::: Excerpted data :::
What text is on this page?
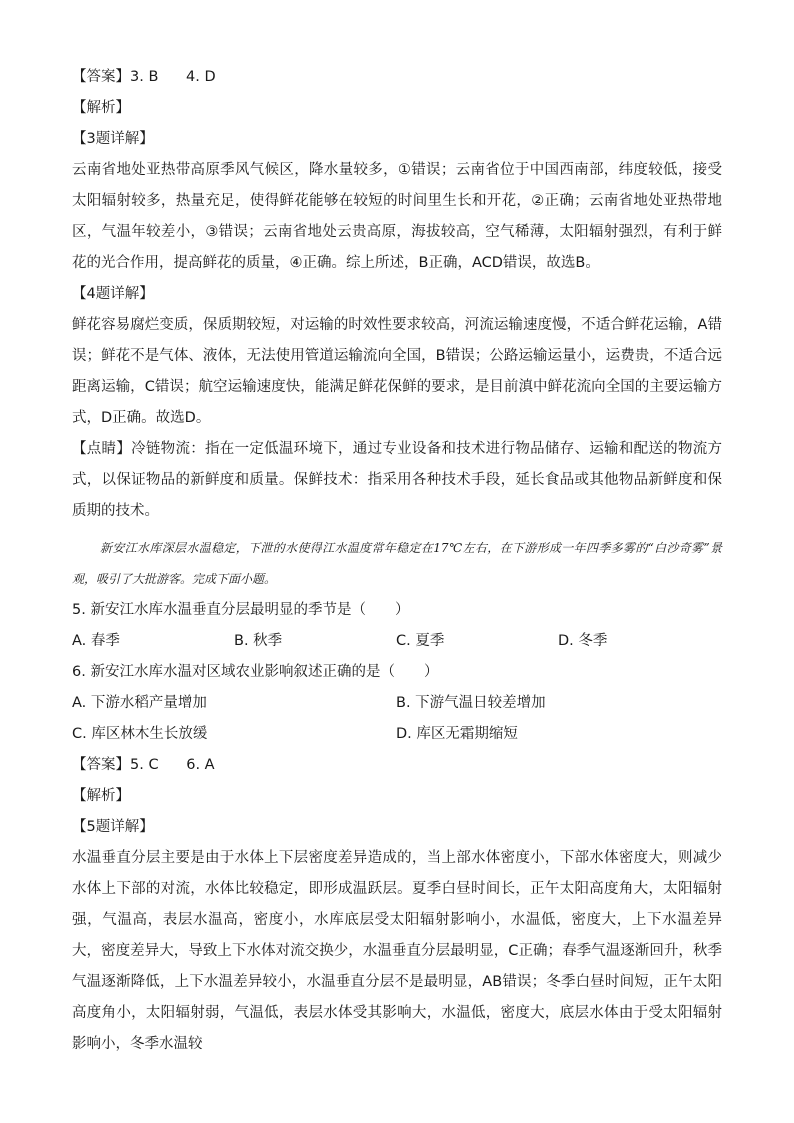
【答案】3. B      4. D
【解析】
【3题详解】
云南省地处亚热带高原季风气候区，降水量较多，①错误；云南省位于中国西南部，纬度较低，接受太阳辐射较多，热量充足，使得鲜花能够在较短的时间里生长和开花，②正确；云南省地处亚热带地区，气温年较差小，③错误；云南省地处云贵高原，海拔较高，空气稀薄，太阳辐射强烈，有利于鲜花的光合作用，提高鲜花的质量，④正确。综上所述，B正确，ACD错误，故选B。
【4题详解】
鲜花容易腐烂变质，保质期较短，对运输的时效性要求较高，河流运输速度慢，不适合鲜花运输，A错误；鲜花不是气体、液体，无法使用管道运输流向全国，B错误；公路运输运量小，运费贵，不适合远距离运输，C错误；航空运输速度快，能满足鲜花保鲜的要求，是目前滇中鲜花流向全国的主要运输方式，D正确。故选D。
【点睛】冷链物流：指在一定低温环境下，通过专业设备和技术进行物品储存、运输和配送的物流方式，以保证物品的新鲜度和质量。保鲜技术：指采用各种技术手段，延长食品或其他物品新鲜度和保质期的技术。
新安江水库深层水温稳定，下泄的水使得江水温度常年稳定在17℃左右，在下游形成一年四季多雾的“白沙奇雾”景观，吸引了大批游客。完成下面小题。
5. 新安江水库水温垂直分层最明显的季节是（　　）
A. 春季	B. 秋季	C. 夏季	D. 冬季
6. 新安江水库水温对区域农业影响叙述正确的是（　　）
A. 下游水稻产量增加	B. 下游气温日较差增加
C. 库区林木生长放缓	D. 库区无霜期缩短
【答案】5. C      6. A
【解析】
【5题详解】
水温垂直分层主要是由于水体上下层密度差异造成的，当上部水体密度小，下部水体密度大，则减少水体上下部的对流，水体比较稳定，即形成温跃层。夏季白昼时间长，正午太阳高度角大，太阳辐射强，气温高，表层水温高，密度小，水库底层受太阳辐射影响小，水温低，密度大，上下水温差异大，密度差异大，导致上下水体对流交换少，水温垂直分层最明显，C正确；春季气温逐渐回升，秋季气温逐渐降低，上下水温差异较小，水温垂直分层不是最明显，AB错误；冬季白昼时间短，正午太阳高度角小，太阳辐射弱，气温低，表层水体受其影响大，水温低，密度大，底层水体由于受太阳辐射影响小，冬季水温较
:::
::: Excerpted data :::
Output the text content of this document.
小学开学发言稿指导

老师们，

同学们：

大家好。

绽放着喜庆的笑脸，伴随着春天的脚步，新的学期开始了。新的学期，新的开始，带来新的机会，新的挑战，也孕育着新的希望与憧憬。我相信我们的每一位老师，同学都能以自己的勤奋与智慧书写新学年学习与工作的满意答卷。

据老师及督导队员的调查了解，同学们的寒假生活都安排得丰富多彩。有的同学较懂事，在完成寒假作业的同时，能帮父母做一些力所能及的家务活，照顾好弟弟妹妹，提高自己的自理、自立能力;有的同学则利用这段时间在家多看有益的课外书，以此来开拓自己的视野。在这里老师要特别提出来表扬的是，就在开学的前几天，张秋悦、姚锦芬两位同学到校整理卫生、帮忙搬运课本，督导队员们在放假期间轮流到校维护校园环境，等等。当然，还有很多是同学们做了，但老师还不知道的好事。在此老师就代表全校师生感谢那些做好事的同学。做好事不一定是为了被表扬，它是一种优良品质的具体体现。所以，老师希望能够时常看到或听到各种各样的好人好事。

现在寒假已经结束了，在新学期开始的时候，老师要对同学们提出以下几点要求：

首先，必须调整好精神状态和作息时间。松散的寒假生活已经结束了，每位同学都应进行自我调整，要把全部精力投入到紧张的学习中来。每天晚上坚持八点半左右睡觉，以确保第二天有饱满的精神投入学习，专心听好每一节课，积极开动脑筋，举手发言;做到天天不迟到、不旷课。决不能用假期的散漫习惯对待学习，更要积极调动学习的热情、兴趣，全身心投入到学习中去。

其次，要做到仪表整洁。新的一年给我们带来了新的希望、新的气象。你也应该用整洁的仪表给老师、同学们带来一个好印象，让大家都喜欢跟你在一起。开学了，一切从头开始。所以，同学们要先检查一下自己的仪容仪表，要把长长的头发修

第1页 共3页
:::
::: Excerpted data :::
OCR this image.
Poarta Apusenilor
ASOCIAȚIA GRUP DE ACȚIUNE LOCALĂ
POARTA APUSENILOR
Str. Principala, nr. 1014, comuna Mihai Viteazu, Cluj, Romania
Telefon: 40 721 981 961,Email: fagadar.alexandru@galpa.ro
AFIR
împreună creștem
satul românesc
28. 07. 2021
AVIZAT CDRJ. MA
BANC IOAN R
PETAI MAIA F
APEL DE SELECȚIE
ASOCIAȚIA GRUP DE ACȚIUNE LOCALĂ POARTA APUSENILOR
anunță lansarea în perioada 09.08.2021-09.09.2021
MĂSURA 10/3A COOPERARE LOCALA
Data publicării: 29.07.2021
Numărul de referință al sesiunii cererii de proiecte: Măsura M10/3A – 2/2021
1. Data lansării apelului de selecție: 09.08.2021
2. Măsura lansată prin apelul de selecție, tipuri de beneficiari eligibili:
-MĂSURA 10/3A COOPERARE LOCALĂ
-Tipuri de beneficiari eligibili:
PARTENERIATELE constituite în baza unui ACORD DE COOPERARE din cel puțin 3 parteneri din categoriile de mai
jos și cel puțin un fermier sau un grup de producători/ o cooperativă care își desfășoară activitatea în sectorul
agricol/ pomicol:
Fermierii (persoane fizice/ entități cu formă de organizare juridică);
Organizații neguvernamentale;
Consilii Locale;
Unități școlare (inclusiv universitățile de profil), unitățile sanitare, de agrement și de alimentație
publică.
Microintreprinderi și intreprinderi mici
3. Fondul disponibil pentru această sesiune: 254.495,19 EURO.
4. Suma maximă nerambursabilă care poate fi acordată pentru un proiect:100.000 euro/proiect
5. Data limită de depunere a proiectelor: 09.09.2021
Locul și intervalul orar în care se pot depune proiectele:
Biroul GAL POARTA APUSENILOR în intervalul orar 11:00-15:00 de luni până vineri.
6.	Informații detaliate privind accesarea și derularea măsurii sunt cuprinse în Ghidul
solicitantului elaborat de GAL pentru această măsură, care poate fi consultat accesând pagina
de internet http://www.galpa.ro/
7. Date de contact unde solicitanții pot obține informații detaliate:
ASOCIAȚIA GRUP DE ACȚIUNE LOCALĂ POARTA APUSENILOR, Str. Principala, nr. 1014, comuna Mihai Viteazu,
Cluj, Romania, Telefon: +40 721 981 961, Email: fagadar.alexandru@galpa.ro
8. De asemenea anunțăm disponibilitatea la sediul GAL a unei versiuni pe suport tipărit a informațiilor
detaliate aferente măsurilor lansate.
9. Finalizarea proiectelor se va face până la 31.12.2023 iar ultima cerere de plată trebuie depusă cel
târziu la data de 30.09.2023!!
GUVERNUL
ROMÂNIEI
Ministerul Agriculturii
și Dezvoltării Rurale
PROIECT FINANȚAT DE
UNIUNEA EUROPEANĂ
:::
Given request: Report how many lines in the listing above include the word "până". Give nothing but the number.

Task answer: 2